Repeat the material exactly as it appears.

**Part of a data file:**
----

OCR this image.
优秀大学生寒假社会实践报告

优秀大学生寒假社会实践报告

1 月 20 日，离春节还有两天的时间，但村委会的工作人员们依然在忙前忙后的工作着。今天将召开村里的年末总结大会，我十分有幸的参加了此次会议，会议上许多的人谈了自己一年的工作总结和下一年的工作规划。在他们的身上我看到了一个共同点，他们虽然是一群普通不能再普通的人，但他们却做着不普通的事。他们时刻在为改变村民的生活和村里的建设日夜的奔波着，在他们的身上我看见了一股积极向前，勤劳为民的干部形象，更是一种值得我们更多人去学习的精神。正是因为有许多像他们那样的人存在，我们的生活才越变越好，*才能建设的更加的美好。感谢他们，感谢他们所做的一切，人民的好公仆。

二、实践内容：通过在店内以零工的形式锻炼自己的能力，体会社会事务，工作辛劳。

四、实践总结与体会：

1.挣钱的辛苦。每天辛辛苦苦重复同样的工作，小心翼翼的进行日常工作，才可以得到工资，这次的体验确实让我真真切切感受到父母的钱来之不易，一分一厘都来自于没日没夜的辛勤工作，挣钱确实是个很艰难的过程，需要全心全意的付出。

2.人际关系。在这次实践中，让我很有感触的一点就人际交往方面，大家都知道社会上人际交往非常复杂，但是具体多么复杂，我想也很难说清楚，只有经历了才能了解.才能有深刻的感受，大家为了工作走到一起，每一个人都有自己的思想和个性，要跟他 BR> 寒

----

**Result of this task:**
OCR this image.
优秀大学生寒假社会实践报告

优秀大学生寒假社会实践报告

1 月 20 日，离春节还有两天的时间，但村委会的工作人员们依然在忙前忙后的工作着。今天将召开村里的年末总结大会，我十分有幸的参加了此次会议，会议上许多的人谈了自己一年的工作总结和下一年的工作规划。在他们的身上我看到了一个共同点，他们虽然是一群普通不能再普通的人，但他们却做着不普通的事。他们时刻在为改变村民的生活和村里的建设日夜的奔波着，在他们的身上我看见了一股积极向前，勤劳为民的干部形象，更是一种值得我们更多人去学习的精神。正是因为有许多像他们那样的人存在，我们的生活才越变越好，*才能建设的更加的美好。感谢他们，感谢他们所做的一切，人民的好公仆。

二、实践内容：通过在店内以零工的形式锻炼自己的能力，体会社会事务，工作辛劳。

四、实践总结与体会：

1.挣钱的辛苦。每天辛辛苦苦重复同样的工作，小心翼翼的进行日常工作，才可以得到工资，这次的体验确实让我真真切切感受到父母的钱来之不易，一分一厘都来自于没日没夜的辛勤工作，挣钱确实是个很艰难的过程，需要全心全意的付出。

2.人际关系。在这次实践中，让我很有感触的一点就人际交往方面，大家都知道社会上人际交往非常复杂，但是具体多么复杂，我想也很难说清楚，只有经历了才能了解.才能有深刻的感受，大家为了工作走到一起，每一个人都有自己的思想和个性，要跟他 BR> 寒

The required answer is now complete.